• **Stated task**:
Repeat the listing in full, preserving every character.
------------------------------------
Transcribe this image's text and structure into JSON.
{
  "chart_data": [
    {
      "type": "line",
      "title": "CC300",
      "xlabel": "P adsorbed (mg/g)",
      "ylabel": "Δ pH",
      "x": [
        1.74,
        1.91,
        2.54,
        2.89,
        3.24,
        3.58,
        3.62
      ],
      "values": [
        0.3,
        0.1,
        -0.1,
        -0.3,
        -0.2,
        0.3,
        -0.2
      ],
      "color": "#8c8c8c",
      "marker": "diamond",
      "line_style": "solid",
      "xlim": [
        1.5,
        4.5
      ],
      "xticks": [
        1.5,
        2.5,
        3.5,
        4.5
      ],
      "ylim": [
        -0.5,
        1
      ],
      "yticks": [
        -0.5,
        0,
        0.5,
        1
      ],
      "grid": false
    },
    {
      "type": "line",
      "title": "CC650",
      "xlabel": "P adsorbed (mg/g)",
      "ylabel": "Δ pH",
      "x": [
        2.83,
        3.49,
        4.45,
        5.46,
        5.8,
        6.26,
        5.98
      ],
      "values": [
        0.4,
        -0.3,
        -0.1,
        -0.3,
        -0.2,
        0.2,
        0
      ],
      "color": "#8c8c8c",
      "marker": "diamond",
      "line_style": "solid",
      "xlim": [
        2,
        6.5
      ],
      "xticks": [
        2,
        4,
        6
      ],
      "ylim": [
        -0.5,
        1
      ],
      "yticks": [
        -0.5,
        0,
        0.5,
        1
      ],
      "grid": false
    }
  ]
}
------------------------------------
• **Correct answer**:
Transcribe this image's text and structure into JSON.
{
  "chart_data": [
    {
      "type": "line",
      "title": "CC300",
      "xlabel": "P adsorbed (mg/g)",
      "ylabel": "Δ pH",
      "x": [
        1.74,
        1.91,
        2.54,
        2.89,
        3.24,
        3.58,
        3.62
      ],
      "values": [
        0.3,
        0.1,
        -0.1,
        -0.3,
        -0.2,
        0.3,
        -0.2
      ],
      "color": "#8c8c8c",
      "marker": "diamond",
      "line_style": "solid",
      "xlim": [
        1.5,
        4.5
      ],
      "xticks": [
        1.5,
        2.5,
        3.5,
        4.5
      ],
      "ylim": [
        -0.5,
        1
      ],
      "yticks": [
        -0.5,
        0,
        0.5,
        1
      ],
      "grid": false
    },
    {
      "type": "line",
      "title": "CC650",
      "xlabel": "P adsorbed (mg/g)",
      "ylabel": "Δ pH",
      "x": [
        2.83,
        3.49,
        4.45,
        5.46,
        5.8,
        6.26,
        5.98
      ],
      "values": [
        0.4,
        -0.3,
        -0.1,
        -0.3,
        -0.2,
        0.2,
        0
      ],
      "color": "#8c8c8c",
      "marker": "diamond",
      "line_style": "solid",
      "xlim": [
        2,
        6.5
      ],
      "xticks": [
        2,
        4,
        6
      ],
      "ylim": [
        -0.5,
        1
      ],
      "yticks": [
        -0.5,
        0,
        0.5,
        1
      ],
      "grid": false
    }
  ]
}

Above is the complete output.